Identify the lines that contain the string "Harold", then copy each of them.

• Data shown:
········
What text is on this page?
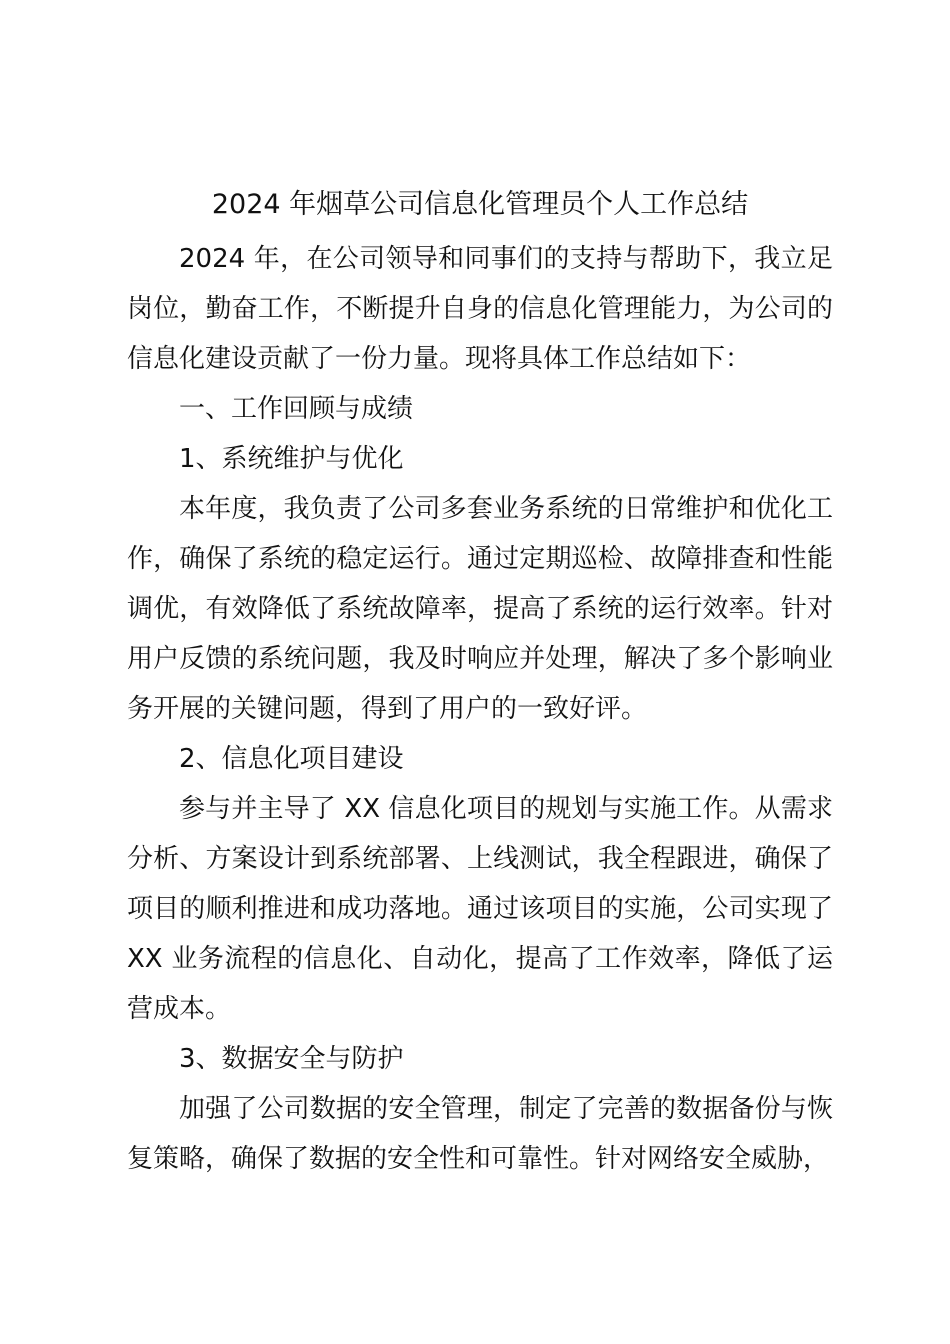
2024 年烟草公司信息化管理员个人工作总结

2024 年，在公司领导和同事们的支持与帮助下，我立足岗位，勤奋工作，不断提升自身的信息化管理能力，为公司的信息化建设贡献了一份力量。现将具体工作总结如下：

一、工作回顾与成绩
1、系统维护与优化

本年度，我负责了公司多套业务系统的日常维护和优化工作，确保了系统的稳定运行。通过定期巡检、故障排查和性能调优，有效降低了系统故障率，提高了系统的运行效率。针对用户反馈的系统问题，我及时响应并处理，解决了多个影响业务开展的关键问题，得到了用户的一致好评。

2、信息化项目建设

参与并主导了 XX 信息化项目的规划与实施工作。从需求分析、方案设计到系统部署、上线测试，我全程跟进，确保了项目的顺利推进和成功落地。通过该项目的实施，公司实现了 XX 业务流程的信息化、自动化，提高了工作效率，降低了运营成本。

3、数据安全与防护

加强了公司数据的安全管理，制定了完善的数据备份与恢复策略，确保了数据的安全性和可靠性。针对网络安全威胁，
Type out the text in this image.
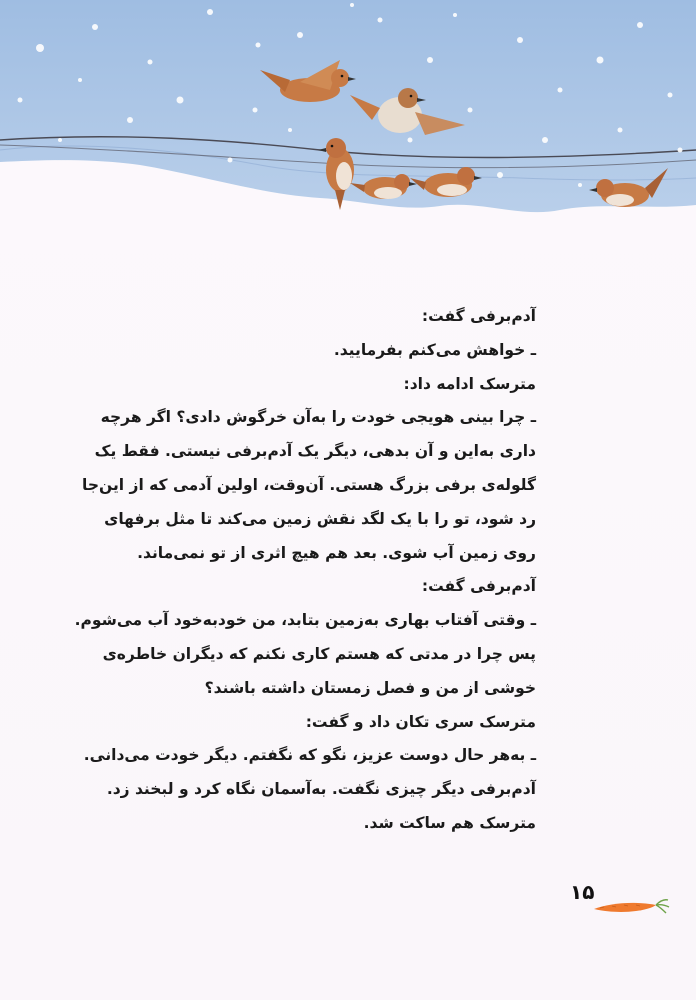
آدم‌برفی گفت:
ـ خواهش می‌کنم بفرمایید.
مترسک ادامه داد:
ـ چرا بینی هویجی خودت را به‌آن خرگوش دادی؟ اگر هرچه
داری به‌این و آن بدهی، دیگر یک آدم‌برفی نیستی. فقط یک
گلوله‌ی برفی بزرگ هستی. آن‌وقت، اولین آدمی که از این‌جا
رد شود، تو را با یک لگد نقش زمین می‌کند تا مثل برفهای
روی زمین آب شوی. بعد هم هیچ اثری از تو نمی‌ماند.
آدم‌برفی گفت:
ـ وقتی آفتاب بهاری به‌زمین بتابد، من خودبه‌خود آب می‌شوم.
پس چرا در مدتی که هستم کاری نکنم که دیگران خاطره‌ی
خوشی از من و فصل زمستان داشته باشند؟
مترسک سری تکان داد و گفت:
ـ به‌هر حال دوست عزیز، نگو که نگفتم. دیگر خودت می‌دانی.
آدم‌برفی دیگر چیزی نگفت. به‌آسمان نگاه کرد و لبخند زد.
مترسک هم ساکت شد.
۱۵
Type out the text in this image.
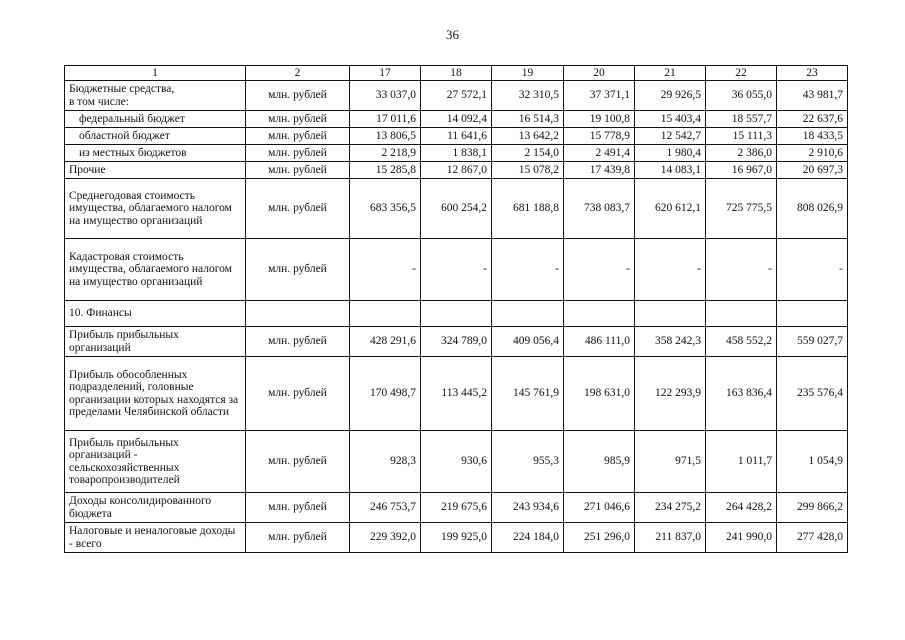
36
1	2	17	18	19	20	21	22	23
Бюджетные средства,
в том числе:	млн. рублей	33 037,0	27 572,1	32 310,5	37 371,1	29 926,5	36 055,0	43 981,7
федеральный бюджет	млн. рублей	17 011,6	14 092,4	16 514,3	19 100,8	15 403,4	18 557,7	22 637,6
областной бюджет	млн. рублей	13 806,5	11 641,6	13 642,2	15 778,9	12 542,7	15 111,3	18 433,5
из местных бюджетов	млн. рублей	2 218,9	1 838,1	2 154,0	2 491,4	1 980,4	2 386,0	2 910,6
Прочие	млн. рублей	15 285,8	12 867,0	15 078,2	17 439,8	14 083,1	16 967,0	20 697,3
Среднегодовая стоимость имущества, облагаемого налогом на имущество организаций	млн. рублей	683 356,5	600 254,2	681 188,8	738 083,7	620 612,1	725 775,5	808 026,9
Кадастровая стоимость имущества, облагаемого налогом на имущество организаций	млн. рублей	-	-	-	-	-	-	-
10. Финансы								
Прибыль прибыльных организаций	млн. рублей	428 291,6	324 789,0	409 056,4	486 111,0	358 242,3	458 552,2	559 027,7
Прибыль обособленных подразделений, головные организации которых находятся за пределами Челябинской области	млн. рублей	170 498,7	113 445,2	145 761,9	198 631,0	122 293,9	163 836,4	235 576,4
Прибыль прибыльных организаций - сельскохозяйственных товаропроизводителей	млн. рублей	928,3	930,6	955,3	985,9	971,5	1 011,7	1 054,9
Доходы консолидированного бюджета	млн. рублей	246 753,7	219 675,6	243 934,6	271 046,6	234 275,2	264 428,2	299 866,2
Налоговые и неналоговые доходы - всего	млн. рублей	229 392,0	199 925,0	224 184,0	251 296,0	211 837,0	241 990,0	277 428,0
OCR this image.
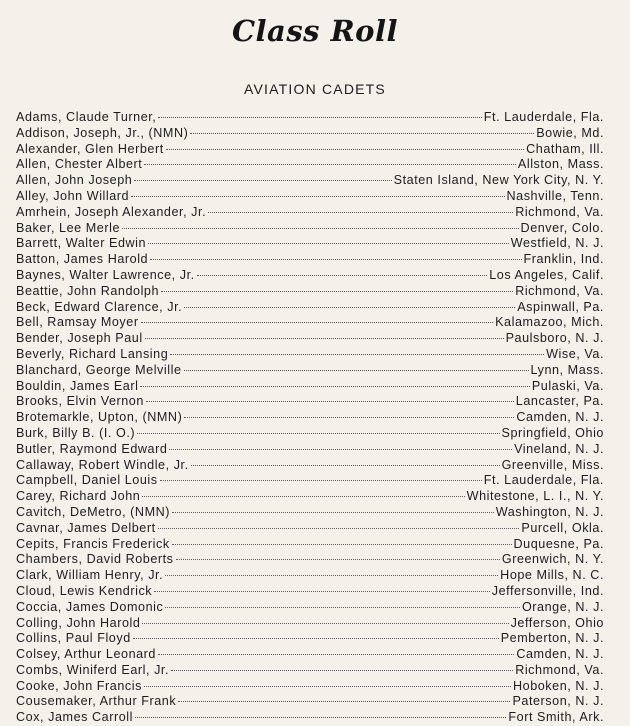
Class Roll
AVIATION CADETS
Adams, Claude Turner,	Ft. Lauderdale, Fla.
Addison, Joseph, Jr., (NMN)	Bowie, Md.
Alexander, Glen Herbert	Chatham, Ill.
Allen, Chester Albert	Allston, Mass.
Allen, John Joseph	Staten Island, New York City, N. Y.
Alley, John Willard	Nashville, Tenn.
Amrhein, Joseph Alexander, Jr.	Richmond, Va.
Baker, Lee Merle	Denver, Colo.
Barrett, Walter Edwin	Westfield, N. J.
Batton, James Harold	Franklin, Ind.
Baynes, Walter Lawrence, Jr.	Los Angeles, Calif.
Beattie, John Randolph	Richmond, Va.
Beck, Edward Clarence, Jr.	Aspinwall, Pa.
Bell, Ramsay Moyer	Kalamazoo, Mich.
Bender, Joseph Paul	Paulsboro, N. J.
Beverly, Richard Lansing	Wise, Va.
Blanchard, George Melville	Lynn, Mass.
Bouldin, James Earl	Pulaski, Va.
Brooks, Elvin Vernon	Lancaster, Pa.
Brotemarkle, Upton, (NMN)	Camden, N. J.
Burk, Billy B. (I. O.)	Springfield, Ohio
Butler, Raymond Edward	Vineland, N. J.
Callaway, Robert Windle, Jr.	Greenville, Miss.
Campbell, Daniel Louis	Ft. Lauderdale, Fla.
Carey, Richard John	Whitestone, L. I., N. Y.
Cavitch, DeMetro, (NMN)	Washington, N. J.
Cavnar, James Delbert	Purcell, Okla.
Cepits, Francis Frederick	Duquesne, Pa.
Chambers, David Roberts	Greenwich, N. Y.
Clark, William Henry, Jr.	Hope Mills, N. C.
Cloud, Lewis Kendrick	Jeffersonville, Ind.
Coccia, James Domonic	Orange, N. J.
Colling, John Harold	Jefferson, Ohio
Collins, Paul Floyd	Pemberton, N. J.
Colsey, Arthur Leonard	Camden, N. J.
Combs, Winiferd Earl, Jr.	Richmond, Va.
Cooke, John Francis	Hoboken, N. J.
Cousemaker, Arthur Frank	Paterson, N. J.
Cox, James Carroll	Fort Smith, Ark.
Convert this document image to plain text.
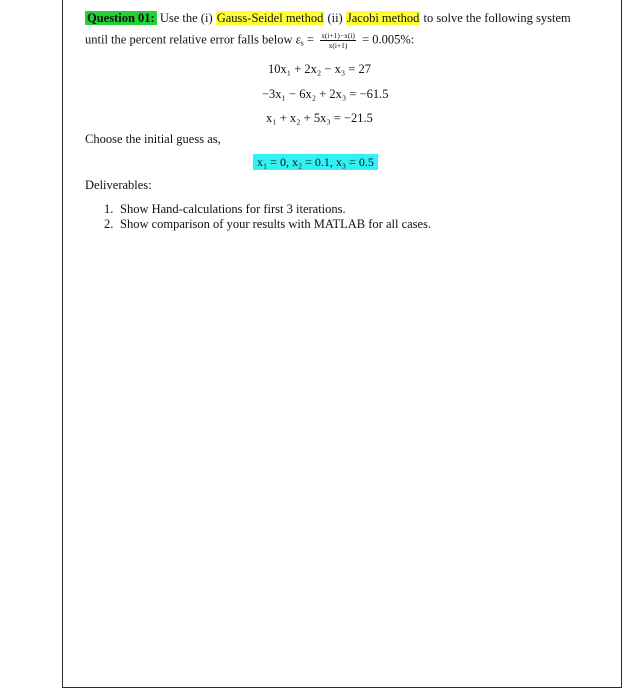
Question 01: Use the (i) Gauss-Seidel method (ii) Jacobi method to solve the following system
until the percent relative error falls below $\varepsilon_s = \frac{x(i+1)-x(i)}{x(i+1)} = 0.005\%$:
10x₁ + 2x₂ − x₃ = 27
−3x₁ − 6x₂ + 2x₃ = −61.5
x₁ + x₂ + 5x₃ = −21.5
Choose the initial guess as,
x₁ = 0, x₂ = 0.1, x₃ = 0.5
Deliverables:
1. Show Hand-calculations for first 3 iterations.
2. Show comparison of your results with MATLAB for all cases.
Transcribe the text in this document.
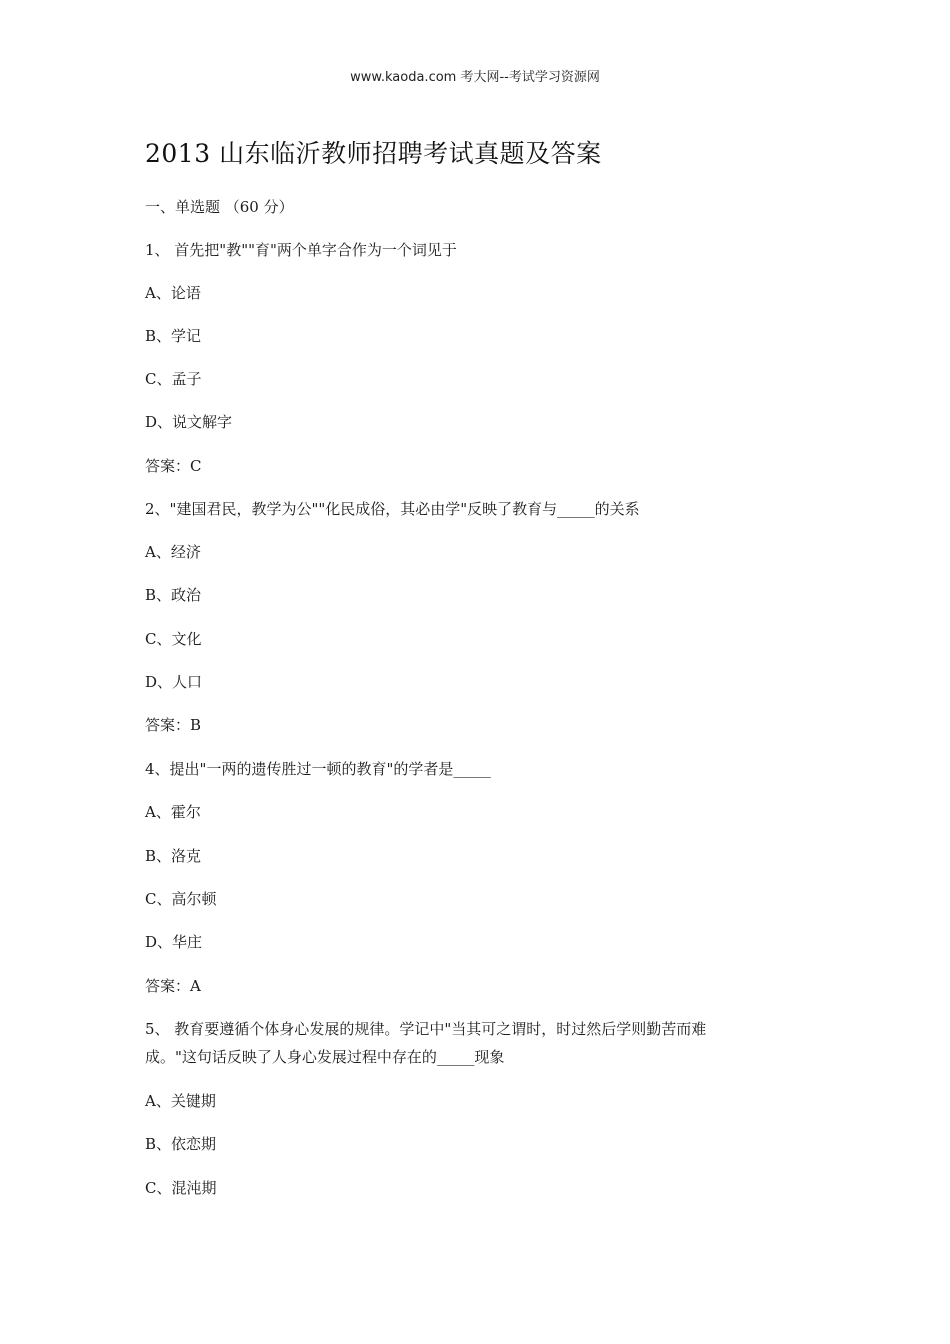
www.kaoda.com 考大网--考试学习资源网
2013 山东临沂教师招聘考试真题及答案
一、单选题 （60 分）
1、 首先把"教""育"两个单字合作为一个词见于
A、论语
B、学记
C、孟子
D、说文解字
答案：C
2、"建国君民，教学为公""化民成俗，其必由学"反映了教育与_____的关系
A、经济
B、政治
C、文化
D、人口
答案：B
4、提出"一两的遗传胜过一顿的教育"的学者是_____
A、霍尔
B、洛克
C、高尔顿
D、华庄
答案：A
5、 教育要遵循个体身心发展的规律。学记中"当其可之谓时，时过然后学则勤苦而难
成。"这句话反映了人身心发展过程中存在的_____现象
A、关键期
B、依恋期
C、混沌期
········
• Reply:
Batton, James Harold	Franklin, Ind.
Colling, John Harold	Jefferson, Ohio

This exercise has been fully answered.